Given task:
Your task is to print the material below exactly as presented.

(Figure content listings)
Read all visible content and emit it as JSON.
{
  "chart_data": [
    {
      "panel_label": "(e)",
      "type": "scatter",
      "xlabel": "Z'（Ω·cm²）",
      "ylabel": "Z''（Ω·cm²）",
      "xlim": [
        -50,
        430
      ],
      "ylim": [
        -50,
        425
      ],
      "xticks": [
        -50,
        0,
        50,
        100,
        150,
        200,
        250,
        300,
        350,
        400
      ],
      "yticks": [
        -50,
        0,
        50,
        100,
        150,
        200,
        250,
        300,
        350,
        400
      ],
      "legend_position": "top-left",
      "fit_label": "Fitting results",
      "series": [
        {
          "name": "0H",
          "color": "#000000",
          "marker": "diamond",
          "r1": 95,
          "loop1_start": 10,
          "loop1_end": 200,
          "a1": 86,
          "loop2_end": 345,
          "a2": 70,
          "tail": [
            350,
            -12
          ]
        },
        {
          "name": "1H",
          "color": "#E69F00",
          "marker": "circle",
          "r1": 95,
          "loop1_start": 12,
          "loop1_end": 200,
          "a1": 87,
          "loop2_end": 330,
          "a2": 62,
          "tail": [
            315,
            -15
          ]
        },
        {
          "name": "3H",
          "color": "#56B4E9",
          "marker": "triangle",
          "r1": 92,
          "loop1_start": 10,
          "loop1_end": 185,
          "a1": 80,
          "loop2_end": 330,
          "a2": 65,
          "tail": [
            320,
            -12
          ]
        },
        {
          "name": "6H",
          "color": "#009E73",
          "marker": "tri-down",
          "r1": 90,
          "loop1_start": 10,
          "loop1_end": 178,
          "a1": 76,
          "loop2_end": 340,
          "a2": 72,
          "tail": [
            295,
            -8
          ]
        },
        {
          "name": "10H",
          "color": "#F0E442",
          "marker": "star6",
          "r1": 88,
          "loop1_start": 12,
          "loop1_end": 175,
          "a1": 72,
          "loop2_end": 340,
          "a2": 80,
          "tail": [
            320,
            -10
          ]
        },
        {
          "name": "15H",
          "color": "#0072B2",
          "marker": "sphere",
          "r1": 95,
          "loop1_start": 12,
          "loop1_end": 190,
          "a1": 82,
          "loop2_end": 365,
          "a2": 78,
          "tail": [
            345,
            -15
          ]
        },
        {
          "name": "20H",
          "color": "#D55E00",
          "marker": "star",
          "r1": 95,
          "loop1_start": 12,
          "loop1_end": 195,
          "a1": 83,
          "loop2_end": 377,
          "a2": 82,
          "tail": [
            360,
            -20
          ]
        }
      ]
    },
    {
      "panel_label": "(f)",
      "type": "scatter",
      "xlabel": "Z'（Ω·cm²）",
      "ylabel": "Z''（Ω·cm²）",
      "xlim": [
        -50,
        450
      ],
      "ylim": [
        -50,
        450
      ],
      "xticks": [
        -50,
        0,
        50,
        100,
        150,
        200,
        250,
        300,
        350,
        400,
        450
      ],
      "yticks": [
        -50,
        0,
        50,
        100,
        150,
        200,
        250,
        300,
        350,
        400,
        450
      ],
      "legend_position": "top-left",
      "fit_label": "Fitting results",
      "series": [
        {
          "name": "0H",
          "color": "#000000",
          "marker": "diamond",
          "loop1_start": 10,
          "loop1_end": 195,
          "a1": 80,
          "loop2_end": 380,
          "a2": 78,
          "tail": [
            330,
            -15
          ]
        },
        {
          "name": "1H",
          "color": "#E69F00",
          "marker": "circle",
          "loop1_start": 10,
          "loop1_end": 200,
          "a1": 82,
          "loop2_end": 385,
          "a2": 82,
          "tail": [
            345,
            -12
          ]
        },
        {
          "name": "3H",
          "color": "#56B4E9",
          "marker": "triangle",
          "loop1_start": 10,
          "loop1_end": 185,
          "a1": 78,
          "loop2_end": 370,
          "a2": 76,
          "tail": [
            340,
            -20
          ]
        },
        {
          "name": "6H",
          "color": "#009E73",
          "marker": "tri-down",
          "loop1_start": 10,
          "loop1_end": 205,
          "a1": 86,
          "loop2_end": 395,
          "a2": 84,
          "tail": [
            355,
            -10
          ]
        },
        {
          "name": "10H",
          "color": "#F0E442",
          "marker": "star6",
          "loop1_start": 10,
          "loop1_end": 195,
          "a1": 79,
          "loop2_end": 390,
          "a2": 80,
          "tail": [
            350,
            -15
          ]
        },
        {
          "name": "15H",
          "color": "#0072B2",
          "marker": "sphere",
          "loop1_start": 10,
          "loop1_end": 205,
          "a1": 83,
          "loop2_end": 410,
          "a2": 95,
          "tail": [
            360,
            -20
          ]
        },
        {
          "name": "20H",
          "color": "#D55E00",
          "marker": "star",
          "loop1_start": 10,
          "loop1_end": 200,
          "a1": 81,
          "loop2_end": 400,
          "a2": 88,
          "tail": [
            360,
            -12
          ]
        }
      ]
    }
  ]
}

Full output:
Read all visible content and emit it as JSON.
{
  "chart_data": [
    {
      "panel_label": "(e)",
      "type": "scatter",
      "xlabel": "Z'（Ω·cm²）",
      "ylabel": "Z''（Ω·cm²）",
      "xlim": [
        -50,
        430
      ],
      "ylim": [
        -50,
        425
      ],
      "xticks": [
        -50,
        0,
        50,
        100,
        150,
        200,
        250,
        300,
        350,
        400
      ],
      "yticks": [
        -50,
        0,
        50,
        100,
        150,
        200,
        250,
        300,
        350,
        400
      ],
      "legend_position": "top-left",
      "fit_label": "Fitting results",
      "series": [
        {
          "name": "0H",
          "color": "#000000",
          "marker": "diamond",
          "r1": 95,
          "loop1_start": 10,
          "loop1_end": 200,
          "a1": 86,
          "loop2_end": 345,
          "a2": 70,
          "tail": [
            350,
            -12
          ]
        },
        {
          "name": "1H",
          "color": "#E69F00",
          "marker": "circle",
          "r1": 95,
          "loop1_start": 12,
          "loop1_end": 200,
          "a1": 87,
          "loop2_end": 330,
          "a2": 62,
          "tail": [
            315,
            -15
          ]
        },
        {
          "name": "3H",
          "color": "#56B4E9",
          "marker": "triangle",
          "r1": 92,
          "loop1_start": 10,
          "loop1_end": 185,
          "a1": 80,
          "loop2_end": 330,
          "a2": 65,
          "tail": [
            320,
            -12
          ]
        },
        {
          "name": "6H",
          "color": "#009E73",
          "marker": "tri-down",
          "r1": 90,
          "loop1_start": 10,
          "loop1_end": 178,
          "a1": 76,
          "loop2_end": 340,
          "a2": 72,
          "tail": [
            295,
            -8
          ]
        },
        {
          "name": "10H",
          "color": "#F0E442",
          "marker": "star6",
          "r1": 88,
          "loop1_start": 12,
          "loop1_end": 175,
          "a1": 72,
          "loop2_end": 340,
          "a2": 80,
          "tail": [
            320,
            -10
          ]
        },
        {
          "name": "15H",
          "color": "#0072B2",
          "marker": "sphere",
          "r1": 95,
          "loop1_start": 12,
          "loop1_end": 190,
          "a1": 82,
          "loop2_end": 365,
          "a2": 78,
          "tail": [
            345,
            -15
          ]
        },
        {
          "name": "20H",
          "color": "#D55E00",
          "marker": "star",
          "r1": 95,
          "loop1_start": 12,
          "loop1_end": 195,
          "a1": 83,
          "loop2_end": 377,
          "a2": 82,
          "tail": [
            360,
            -20
          ]
        }
      ]
    },
    {
      "panel_label": "(f)",
      "type": "scatter",
      "xlabel": "Z'（Ω·cm²）",
      "ylabel": "Z''（Ω·cm²）",
      "xlim": [
        -50,
        450
      ],
      "ylim": [
        -50,
        450
      ],
      "xticks": [
        -50,
        0,
        50,
        100,
        150,
        200,
        250,
        300,
        350,
        400,
        450
      ],
      "yticks": [
        -50,
        0,
        50,
        100,
        150,
        200,
        250,
        300,
        350,
        400,
        450
      ],
      "legend_position": "top-left",
      "fit_label": "Fitting results",
      "series": [
        {
          "name": "0H",
          "color": "#000000",
          "marker": "diamond",
          "loop1_start": 10,
          "loop1_end": 195,
          "a1": 80,
          "loop2_end": 380,
          "a2": 78,
          "tail": [
            330,
            -15
          ]
        },
        {
          "name": "1H",
          "color": "#E69F00",
          "marker": "circle",
          "loop1_start": 10,
          "loop1_end": 200,
          "a1": 82,
          "loop2_end": 385,
          "a2": 82,
          "tail": [
            345,
            -12
          ]
        },
        {
          "name": "3H",
          "color": "#56B4E9",
          "marker": "triangle",
          "loop1_start": 10,
          "loop1_end": 185,
          "a1": 78,
          "loop2_end": 370,
          "a2": 76,
          "tail": [
            340,
            -20
          ]
        },
        {
          "name": "6H",
          "color": "#009E73",
          "marker": "tri-down",
          "loop1_start": 10,
          "loop1_end": 205,
          "a1": 86,
          "loop2_end": 395,
          "a2": 84,
          "tail": [
            355,
            -10
          ]
        },
        {
          "name": "10H",
          "color": "#F0E442",
          "marker": "star6",
          "loop1_start": 10,
          "loop1_end": 195,
          "a1": 79,
          "loop2_end": 390,
          "a2": 80,
          "tail": [
            350,
            -15
          ]
        },
        {
          "name": "15H",
          "color": "#0072B2",
          "marker": "sphere",
          "loop1_start": 10,
          "loop1_end": 205,
          "a1": 83,
          "loop2_end": 410,
          "a2": 95,
          "tail": [
            360,
            -20
          ]
        },
        {
          "name": "20H",
          "color": "#D55E00",
          "marker": "star",
          "loop1_start": 10,
          "loop1_end": 200,
          "a1": 81,
          "loop2_end": 400,
          "a2": 88,
          "tail": [
            360,
            -12
          ]
        }
      ]
    }
  ]
}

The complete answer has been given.